Problem details:
Identify and pull out each line of the entries in which "током" occurs.

— Start of Data for processing —

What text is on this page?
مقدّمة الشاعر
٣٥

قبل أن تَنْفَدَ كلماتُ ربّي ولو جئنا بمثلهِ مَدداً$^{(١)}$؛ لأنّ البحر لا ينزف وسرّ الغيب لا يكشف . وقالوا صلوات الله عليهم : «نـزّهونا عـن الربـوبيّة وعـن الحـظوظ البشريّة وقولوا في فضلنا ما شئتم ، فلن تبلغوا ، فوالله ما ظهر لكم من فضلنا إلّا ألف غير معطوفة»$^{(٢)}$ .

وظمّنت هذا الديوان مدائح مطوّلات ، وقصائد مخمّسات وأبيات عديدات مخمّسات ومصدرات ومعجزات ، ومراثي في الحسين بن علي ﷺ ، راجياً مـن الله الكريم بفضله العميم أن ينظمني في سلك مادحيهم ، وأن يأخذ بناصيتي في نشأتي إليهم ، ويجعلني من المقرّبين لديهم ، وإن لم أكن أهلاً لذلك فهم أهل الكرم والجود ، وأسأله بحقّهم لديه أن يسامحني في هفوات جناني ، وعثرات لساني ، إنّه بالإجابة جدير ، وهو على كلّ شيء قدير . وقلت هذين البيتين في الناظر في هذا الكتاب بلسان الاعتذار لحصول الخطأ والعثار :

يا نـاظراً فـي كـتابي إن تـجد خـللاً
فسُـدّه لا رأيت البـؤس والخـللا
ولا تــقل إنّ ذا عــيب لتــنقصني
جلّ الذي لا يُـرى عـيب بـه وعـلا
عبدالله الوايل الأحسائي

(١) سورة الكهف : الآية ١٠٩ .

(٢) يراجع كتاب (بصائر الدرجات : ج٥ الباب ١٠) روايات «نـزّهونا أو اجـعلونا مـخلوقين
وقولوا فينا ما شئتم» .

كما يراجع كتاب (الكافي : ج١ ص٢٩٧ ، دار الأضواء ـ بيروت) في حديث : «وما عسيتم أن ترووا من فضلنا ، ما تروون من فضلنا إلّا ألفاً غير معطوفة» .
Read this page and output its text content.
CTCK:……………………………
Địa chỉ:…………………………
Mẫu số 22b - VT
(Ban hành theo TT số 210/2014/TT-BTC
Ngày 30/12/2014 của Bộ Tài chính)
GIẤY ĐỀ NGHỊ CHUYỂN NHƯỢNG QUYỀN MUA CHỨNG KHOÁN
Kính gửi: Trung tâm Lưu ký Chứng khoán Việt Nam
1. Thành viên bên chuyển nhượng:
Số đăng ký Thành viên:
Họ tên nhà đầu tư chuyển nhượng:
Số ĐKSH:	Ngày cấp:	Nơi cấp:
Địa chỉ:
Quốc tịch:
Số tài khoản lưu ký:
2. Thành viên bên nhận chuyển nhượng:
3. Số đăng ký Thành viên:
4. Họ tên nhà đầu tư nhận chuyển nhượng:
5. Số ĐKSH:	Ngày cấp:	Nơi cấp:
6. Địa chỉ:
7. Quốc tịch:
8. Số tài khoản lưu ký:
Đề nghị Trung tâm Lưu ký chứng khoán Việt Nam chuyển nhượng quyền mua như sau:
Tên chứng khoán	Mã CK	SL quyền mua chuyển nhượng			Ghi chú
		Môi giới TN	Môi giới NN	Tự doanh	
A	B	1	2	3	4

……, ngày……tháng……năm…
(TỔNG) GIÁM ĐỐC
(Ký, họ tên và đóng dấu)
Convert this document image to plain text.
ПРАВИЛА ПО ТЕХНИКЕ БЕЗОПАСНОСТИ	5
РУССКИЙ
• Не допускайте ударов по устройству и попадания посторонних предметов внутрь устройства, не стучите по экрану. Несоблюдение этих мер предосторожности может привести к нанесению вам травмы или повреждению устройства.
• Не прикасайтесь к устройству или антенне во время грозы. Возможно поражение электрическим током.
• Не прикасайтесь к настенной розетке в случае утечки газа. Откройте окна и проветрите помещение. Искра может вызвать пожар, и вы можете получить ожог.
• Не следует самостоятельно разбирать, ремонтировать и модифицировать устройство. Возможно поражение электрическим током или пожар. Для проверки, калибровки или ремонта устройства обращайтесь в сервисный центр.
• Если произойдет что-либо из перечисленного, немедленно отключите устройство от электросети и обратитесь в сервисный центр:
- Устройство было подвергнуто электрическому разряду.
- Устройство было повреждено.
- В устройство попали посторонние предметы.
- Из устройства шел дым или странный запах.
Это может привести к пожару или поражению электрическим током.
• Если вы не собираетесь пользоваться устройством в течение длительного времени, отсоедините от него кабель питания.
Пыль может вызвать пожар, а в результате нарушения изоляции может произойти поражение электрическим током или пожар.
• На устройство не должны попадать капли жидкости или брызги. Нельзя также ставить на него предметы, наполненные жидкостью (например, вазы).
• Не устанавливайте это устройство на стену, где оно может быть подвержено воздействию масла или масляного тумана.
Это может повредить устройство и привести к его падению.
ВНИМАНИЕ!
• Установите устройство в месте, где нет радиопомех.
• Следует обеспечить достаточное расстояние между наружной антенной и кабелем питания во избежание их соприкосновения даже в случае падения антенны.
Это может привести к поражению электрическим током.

— End of Data for processing —

The output:
• Не прикасайтесь к устройству или антенне во время грозы. Возможно поражение электрическим током.
• Не следует самостоятельно разбирать, ремонтировать и модифицировать устройство. Возможно поражение электрическим током или пожар. Для проверки, калибровки или ремонта устройства обращайтесь в сервисный центр.
Это может привести к пожару или поражению электрическим током.
Пыль может вызвать пожар, а в результате нарушения изоляции может произойти поражение электрическим током или пожар.
Это может привести к поражению электрическим током.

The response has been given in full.